>> Begin Stored records

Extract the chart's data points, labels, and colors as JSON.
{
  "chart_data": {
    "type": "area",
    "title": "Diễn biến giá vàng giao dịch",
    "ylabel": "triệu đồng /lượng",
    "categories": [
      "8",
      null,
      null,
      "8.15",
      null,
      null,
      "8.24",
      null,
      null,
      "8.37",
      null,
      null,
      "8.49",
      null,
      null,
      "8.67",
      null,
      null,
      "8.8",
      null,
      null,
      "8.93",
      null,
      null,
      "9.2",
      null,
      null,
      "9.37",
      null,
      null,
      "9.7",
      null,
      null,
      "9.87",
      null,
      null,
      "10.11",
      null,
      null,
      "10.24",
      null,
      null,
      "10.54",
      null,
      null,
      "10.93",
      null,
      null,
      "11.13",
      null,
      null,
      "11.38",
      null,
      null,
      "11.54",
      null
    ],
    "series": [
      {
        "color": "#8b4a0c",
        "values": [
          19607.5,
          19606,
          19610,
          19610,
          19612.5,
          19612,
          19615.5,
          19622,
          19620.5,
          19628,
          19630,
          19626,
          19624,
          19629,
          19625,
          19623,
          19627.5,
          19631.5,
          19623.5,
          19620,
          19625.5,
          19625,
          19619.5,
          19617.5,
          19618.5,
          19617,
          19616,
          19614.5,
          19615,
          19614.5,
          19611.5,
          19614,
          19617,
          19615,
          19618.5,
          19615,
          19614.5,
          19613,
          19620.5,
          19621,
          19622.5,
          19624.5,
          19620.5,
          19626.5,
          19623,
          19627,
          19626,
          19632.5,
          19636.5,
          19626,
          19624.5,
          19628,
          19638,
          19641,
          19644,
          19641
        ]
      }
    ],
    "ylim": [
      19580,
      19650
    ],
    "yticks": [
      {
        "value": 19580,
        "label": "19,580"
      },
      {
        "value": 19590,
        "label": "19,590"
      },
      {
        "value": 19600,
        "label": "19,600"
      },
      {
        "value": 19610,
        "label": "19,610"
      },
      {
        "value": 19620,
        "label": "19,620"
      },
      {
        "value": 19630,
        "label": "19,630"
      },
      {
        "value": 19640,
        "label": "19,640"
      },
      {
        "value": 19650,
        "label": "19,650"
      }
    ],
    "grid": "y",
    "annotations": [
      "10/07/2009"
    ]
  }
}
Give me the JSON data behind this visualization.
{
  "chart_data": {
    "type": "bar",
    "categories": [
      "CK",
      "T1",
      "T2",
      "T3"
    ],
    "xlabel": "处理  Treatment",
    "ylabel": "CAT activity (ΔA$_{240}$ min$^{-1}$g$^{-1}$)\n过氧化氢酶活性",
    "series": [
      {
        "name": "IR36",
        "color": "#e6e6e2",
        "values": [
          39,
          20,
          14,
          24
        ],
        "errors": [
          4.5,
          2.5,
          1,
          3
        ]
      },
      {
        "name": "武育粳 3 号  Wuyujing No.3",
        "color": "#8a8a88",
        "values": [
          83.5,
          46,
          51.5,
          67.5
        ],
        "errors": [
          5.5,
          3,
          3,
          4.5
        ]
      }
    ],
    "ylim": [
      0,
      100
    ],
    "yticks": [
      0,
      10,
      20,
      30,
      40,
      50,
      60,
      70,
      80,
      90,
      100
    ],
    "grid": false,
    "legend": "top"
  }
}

>> End Stored records

- _The request_
Make a verbatim copy of every entry shown above.

- _Task answer_
Extract the chart's data points, labels, and colors as JSON.
{
  "chart_data": {
    "type": "area",
    "title": "Diễn biến giá vàng giao dịch",
    "ylabel": "triệu đồng /lượng",
    "categories": [
      "8",
      null,
      null,
      "8.15",
      null,
      null,
      "8.24",
      null,
      null,
      "8.37",
      null,
      null,
      "8.49",
      null,
      null,
      "8.67",
      null,
      null,
      "8.8",
      null,
      null,
      "8.93",
      null,
      null,
      "9.2",
      null,
      null,
      "9.37",
      null,
      null,
      "9.7",
      null,
      null,
      "9.87",
      null,
      null,
      "10.11",
      null,
      null,
      "10.24",
      null,
      null,
      "10.54",
      null,
      null,
      "10.93",
      null,
      null,
      "11.13",
      null,
      null,
      "11.38",
      null,
      null,
      "11.54",
      null
    ],
    "series": [
      {
        "color": "#8b4a0c",
        "values": [
          19607.5,
          19606,
          19610,
          19610,
          19612.5,
          19612,
          19615.5,
          19622,
          19620.5,
          19628,
          19630,
          19626,
          19624,
          19629,
          19625,
          19623,
          19627.5,
          19631.5,
          19623.5,
          19620,
          19625.5,
          19625,
          19619.5,
          19617.5,
          19618.5,
          19617,
          19616,
          19614.5,
          19615,
          19614.5,
          19611.5,
          19614,
          19617,
          19615,
          19618.5,
          19615,
          19614.5,
          19613,
          19620.5,
          19621,
          19622.5,
          19624.5,
          19620.5,
          19626.5,
          19623,
          19627,
          19626,
          19632.5,
          19636.5,
          19626,
          19624.5,
          19628,
          19638,
          19641,
          19644,
          19641
        ]
      }
    ],
    "ylim": [
      19580,
      19650
    ],
    "yticks": [
      {
        "value": 19580,
        "label": "19,580"
      },
      {
        "value": 19590,
        "label": "19,590"
      },
      {
        "value": 19600,
        "label": "19,600"
      },
      {
        "value": 19610,
        "label": "19,610"
      },
      {
        "value": 19620,
        "label": "19,620"
      },
      {
        "value": 19630,
        "label": "19,630"
      },
      {
        "value": 19640,
        "label": "19,640"
      },
      {
        "value": 19650,
        "label": "19,650"
      }
    ],
    "grid": "y",
    "annotations": [
      "10/07/2009"
    ]
  }
}
Give me the JSON data behind this visualization.
{
  "chart_data": {
    "type": "bar",
    "categories": [
      "CK",
      "T1",
      "T2",
      "T3"
    ],
    "xlabel": "处理  Treatment",
    "ylabel": "CAT activity (ΔA$_{240}$ min$^{-1}$g$^{-1}$)\n过氧化氢酶活性",
    "series": [
      {
        "name": "IR36",
        "color": "#e6e6e2",
        "values": [
          39,
          20,
          14,
          24
        ],
        "errors": [
          4.5,
          2.5,
          1,
          3
        ]
      },
      {
        "name": "武育粳 3 号  Wuyujing No.3",
        "color": "#8a8a88",
        "values": [
          83.5,
          46,
          51.5,
          67.5
        ],
        "errors": [
          5.5,
          3,
          3,
          4.5
        ]
      }
    ],
    "ylim": [
      0,
      100
    ],
    "yticks": [
      0,
      10,
      20,
      30,
      40,
      50,
      60,
      70,
      80,
      90,
      100
    ],
    "grid": false,
    "legend": "top"
  }
}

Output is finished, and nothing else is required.